**Problem requirements:** Copy the lines of the records, swapping "elements" for "components" wherever it occurs and keeping every other word unchanged. Omit the pictures.

(Element region listings)
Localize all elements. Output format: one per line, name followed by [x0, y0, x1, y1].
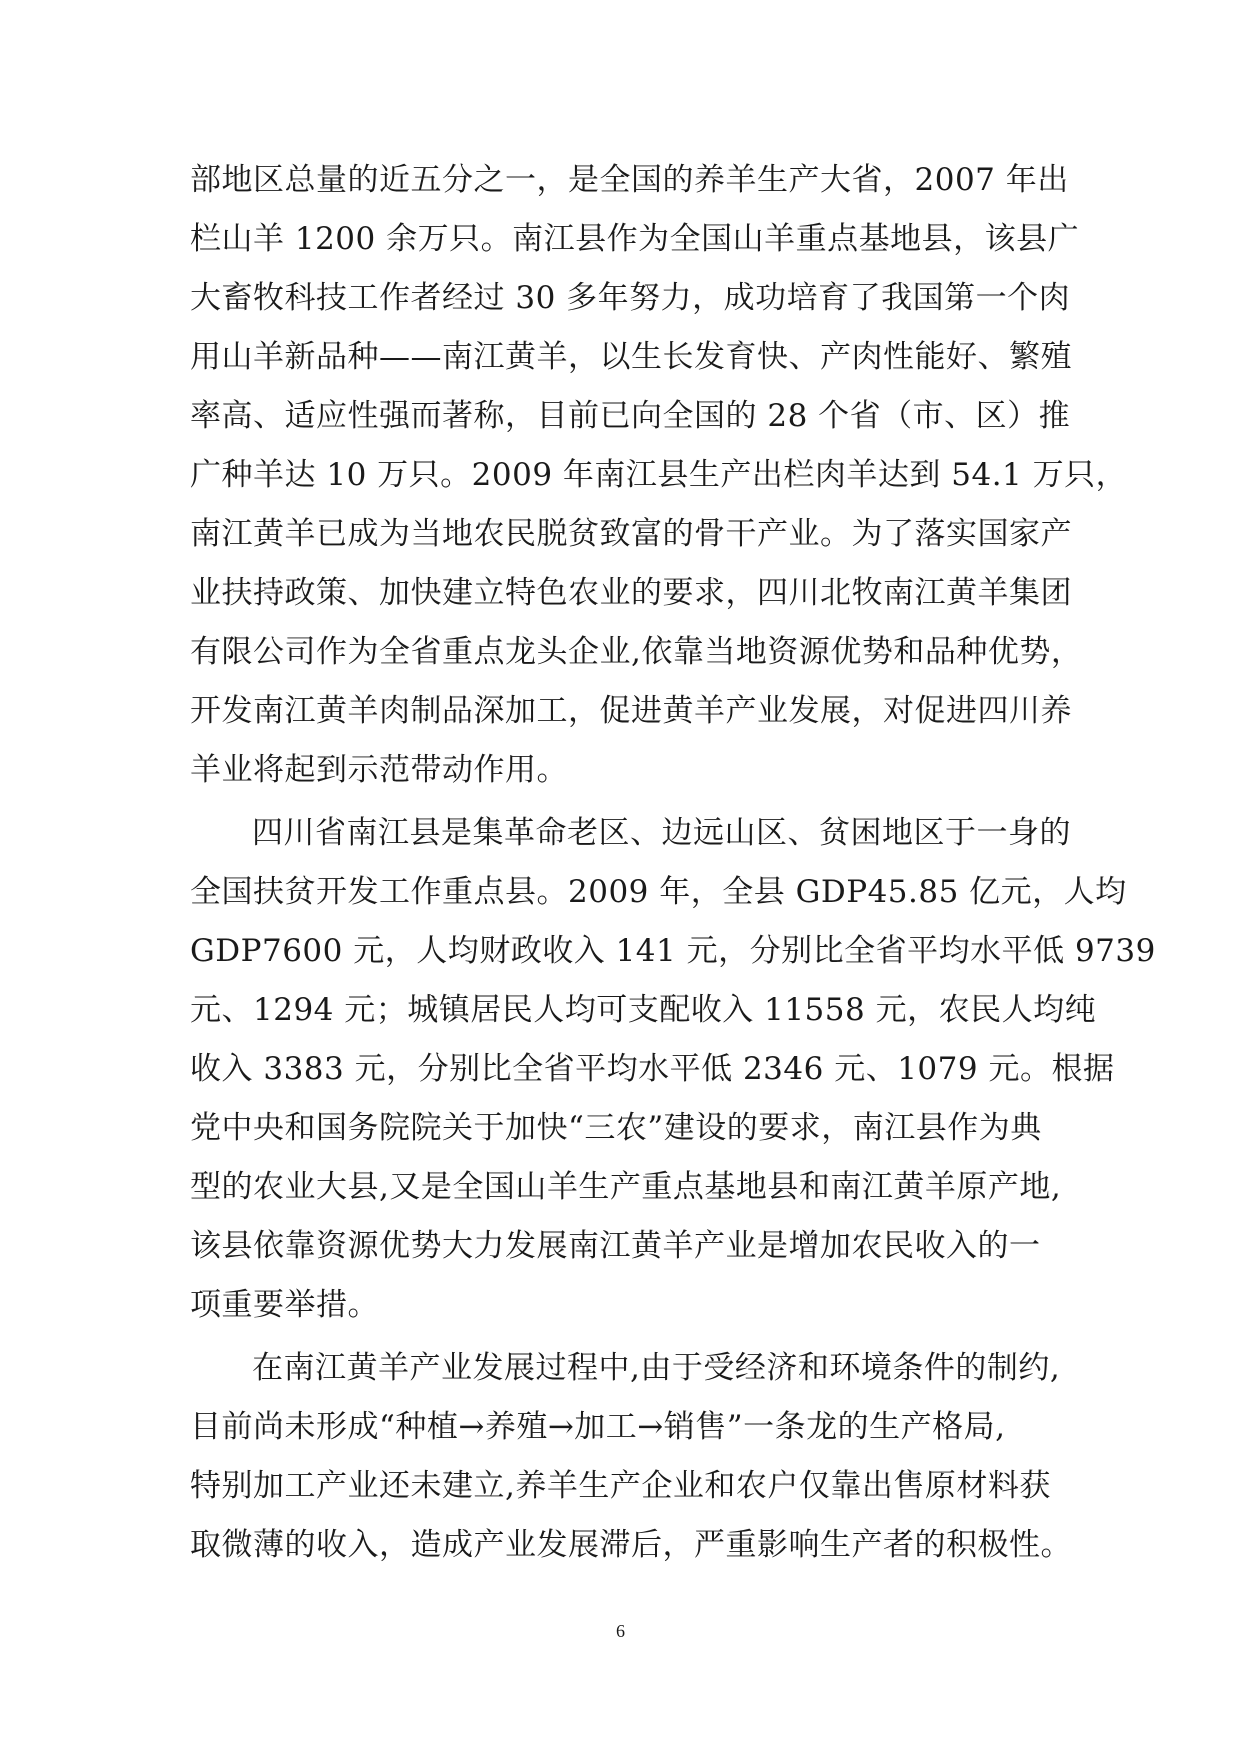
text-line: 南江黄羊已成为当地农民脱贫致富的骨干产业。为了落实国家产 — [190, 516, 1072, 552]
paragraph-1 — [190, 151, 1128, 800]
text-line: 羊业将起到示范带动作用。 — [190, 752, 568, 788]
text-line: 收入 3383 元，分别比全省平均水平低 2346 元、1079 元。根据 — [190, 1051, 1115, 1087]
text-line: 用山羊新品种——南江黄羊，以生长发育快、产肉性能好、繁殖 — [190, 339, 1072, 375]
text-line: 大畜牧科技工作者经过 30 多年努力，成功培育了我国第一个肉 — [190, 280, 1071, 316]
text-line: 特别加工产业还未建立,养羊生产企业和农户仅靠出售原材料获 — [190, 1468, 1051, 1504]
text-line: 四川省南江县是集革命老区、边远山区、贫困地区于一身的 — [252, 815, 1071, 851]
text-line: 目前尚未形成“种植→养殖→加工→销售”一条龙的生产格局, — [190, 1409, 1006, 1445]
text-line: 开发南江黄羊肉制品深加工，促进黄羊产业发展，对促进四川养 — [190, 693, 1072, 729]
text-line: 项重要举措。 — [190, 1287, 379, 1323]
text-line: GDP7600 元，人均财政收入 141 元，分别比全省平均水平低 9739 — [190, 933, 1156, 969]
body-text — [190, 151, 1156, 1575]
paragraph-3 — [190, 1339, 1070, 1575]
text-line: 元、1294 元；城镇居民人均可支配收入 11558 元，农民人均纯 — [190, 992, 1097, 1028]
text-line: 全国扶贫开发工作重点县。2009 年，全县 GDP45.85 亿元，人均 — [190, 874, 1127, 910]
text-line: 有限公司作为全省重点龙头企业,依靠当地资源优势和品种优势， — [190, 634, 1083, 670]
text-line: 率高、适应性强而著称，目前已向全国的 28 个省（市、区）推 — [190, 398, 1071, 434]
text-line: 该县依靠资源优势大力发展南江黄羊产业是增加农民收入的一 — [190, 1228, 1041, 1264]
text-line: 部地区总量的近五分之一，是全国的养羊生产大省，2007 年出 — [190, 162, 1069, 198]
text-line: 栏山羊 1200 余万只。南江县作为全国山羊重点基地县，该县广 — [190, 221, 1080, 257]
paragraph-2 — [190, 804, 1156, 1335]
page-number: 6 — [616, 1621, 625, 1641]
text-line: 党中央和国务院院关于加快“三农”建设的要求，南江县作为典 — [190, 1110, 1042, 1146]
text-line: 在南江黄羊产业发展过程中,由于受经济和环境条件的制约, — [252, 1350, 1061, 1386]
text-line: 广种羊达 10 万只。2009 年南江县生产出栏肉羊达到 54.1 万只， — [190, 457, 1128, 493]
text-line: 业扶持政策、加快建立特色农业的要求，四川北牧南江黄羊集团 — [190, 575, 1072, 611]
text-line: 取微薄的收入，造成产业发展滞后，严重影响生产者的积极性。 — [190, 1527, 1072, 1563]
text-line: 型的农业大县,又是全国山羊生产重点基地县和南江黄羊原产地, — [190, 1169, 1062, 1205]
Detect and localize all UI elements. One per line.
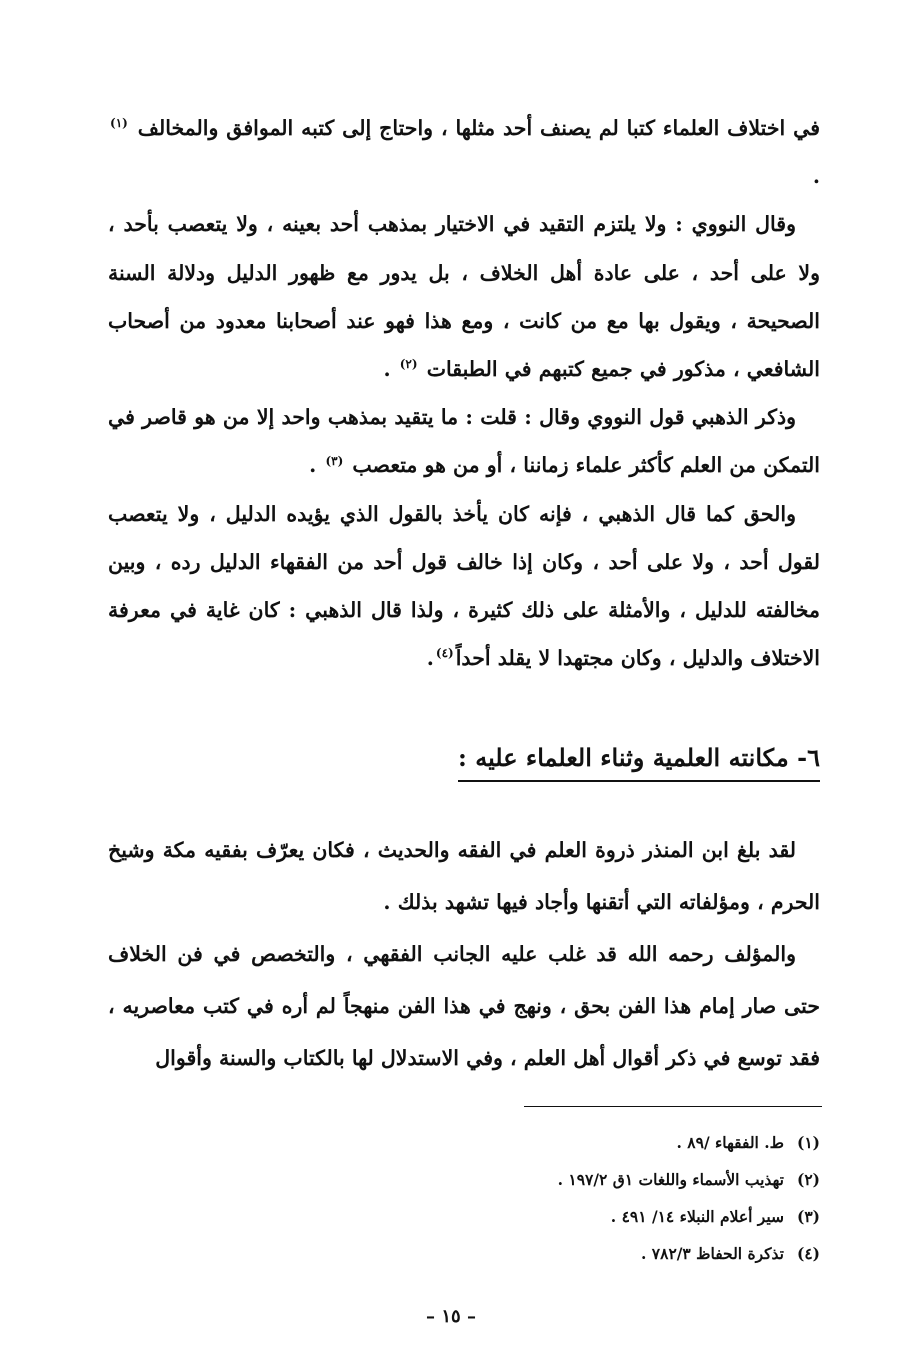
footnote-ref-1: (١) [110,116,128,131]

**Task solution:**
Localize all components. Output format: one per line, name followed by [x0, y0, x1, y1].
text-line: 南江黄羊已成为当地农民脱贫致富的骨干产业。为了落实国家产 — [190, 516, 1072, 552]
paragraph-1 — [190, 151, 1128, 800]
text-line: 羊业将起到示范带动作用。 — [190, 752, 568, 788]
text-line: 收入 3383 元，分别比全省平均水平低 2346 元、1079 元。根据 — [190, 1051, 1115, 1087]
text-line: 用山羊新品种——南江黄羊，以生长发育快、产肉性能好、繁殖 — [190, 339, 1072, 375]
text-line: 大畜牧科技工作者经过 30 多年努力，成功培育了我国第一个肉 — [190, 280, 1071, 316]
text-line: 特别加工产业还未建立,养羊生产企业和农户仅靠出售原材料获 — [190, 1468, 1051, 1504]
text-line: 四川省南江县是集革命老区、边远山区、贫困地区于一身的 — [252, 815, 1071, 851]
text-line: 目前尚未形成“种植→养殖→加工→销售”一条龙的生产格局, — [190, 1409, 1006, 1445]
text-line: 开发南江黄羊肉制品深加工，促进黄羊产业发展，对促进四川养 — [190, 693, 1072, 729]
text-line: 项重要举措。 — [190, 1287, 379, 1323]
text-line: GDP7600 元，人均财政收入 141 元，分别比全省平均水平低 9739 — [190, 933, 1156, 969]
body-text — [190, 151, 1156, 1575]
paragraph-3 — [190, 1339, 1070, 1575]
text-line: 元、1294 元；城镇居民人均可支配收入 11558 元，农民人均纯 — [190, 992, 1097, 1028]
text-line: 全国扶贫开发工作重点县。2009 年，全县 GDP45.85 亿元，人均 — [190, 874, 1127, 910]
text-line: 有限公司作为全省重点龙头企业,依靠当地资源优势和品种优势， — [190, 634, 1083, 670]
text-line: 率高、适应性强而著称，目前已向全国的 28 个省（市、区）推 — [190, 398, 1071, 434]
text-line: 该县依靠资源优势大力发展南江黄羊产业是增加农民收入的一 — [190, 1228, 1041, 1264]
text-line: 部地区总量的近五分之一，是全国的养羊生产大省，2007 年出 — [190, 162, 1069, 198]
text-line: 栏山羊 1200 余万只。南江县作为全国山羊重点基地县，该县广 — [190, 221, 1080, 257]
paragraph-2 — [190, 804, 1156, 1335]
page-number: 6 — [616, 1621, 625, 1641]
text-line: 党中央和国务院院关于加快“三农”建设的要求，南江县作为典 — [190, 1110, 1042, 1146]
text-line: 在南江黄羊产业发展过程中,由于受经济和环境条件的制约, — [252, 1350, 1061, 1386]
text-line: 广种羊达 10 万只。2009 年南江县生产出栏肉羊达到 54.1 万只， — [190, 457, 1128, 493]
text-line: 业扶持政策、加快建立特色农业的要求，四川北牧南江黄羊集团 — [190, 575, 1072, 611]
text-line: 取微薄的收入，造成产业发展滞后，严重影响生产者的积极性。 — [190, 1527, 1072, 1563]
text-line: 型的农业大县,又是全国山羊生产重点基地县和南江黄羊原产地, — [190, 1169, 1062, 1205]
Detect and localize all UI components. One per line.
footnote-ref-1: (١) [110,116,128,131]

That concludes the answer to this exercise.